What the exercise asks: In the listing below, find every line with the string "this" and pull it out.

Task data:
********************

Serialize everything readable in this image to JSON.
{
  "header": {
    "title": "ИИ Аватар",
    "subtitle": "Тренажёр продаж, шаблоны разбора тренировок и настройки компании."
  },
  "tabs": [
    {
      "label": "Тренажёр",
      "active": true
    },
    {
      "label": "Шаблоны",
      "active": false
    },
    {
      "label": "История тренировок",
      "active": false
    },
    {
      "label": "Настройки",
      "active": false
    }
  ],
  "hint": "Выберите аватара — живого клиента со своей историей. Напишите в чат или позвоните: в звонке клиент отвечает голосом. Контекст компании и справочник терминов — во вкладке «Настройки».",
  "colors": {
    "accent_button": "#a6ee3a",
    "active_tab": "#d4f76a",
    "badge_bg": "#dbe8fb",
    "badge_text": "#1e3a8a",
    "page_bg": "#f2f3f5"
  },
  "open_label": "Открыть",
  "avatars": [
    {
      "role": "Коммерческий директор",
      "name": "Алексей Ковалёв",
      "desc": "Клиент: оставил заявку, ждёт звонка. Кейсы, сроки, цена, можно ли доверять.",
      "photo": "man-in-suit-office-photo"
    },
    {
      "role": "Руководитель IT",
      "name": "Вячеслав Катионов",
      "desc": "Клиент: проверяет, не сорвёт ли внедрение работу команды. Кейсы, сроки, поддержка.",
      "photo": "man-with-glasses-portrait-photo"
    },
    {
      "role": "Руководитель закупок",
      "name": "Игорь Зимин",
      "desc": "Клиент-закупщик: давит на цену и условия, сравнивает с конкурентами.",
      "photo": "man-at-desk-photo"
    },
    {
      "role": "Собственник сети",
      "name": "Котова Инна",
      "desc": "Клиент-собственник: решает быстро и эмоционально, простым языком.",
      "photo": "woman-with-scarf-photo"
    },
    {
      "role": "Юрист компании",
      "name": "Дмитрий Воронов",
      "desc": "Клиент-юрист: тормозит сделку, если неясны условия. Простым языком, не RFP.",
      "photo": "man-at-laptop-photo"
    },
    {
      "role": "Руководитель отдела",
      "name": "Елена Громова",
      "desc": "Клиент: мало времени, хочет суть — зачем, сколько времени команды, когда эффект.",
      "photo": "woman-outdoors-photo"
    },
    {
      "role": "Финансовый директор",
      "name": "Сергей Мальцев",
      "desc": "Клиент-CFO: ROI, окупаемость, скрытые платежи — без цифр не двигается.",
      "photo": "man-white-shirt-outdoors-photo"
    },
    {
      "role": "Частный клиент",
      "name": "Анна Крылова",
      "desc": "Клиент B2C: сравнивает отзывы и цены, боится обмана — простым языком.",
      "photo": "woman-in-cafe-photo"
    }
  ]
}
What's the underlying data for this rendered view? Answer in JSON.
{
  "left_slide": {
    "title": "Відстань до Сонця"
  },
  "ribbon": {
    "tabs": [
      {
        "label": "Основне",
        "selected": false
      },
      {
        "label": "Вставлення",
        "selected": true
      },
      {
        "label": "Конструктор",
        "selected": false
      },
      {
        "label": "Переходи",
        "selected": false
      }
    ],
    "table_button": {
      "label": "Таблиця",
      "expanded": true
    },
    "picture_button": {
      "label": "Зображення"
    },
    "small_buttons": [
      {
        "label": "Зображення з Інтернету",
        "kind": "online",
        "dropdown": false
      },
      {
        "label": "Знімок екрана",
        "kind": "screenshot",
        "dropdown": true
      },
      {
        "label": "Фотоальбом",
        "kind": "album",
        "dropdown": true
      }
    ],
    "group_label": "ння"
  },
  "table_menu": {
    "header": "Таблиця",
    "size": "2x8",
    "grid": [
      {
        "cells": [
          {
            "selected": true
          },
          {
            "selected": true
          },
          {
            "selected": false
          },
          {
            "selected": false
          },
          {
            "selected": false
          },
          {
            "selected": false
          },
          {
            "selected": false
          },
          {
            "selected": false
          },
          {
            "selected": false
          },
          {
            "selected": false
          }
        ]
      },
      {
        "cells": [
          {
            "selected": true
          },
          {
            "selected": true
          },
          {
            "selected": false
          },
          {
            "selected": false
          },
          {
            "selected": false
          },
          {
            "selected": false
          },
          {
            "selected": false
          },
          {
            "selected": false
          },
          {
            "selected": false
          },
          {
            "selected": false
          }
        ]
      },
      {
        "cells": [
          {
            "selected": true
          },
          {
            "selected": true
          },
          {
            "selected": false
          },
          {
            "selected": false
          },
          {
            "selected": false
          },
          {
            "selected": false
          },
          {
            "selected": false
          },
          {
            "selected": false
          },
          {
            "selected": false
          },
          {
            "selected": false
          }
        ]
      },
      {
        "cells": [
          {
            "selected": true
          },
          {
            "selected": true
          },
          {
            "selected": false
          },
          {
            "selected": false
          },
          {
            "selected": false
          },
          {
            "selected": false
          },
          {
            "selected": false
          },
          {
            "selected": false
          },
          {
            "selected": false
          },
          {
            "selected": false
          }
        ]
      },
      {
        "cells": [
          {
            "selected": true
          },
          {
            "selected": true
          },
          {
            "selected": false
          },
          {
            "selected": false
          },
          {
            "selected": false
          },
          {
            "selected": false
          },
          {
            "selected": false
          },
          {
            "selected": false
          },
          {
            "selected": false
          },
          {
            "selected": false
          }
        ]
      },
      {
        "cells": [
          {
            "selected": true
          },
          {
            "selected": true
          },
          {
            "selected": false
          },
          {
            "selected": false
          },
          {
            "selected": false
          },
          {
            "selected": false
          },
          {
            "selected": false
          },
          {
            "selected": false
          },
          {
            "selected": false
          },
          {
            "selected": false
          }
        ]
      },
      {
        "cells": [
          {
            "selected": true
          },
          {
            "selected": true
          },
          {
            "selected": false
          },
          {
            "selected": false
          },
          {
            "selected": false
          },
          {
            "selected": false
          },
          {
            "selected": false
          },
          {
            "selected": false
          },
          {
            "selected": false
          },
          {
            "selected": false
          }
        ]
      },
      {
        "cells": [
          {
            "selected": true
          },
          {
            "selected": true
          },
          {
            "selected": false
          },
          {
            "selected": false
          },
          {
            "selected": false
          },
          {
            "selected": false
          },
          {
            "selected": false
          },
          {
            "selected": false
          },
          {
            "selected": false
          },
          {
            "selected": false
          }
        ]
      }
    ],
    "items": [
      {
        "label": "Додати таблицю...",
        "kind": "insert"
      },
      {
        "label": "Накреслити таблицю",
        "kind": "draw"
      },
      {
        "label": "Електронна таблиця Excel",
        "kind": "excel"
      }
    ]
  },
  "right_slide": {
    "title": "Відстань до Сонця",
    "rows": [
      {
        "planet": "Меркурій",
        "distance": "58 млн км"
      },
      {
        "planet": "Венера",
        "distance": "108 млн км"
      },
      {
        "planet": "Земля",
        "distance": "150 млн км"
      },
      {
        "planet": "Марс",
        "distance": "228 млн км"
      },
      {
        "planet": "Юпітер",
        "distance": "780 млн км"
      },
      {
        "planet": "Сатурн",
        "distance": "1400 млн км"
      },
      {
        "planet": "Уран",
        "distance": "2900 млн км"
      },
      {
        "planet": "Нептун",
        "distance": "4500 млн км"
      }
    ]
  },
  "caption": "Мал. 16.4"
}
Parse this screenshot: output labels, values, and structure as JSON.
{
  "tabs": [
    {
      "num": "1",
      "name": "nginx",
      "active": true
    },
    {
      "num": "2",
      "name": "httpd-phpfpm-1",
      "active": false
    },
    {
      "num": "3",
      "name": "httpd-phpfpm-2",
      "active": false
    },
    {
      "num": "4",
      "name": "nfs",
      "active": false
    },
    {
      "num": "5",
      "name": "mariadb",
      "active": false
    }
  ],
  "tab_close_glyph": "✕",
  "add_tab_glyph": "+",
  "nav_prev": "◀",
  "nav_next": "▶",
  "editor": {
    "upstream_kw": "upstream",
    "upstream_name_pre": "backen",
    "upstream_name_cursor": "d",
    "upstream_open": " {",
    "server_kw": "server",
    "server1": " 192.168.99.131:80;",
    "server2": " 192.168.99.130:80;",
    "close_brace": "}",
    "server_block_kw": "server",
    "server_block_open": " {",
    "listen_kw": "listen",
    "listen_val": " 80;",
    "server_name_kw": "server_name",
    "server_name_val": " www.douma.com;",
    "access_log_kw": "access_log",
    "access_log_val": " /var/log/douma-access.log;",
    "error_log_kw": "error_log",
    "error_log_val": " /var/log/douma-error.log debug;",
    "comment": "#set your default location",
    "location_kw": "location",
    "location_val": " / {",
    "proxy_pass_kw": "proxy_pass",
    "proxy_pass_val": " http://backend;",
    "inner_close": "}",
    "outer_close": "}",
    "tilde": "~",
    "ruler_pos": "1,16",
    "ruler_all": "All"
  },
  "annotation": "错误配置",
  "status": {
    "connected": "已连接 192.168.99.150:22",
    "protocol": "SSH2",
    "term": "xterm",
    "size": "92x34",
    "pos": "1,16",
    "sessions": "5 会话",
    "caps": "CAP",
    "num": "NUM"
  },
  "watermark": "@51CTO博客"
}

********************

Solved problem:
Serialize everything readable in this image to JSON.
What's the underlying data for this rendered view? Answer in JSON.
Parse this screenshot: output labels, values, and structure as JSON.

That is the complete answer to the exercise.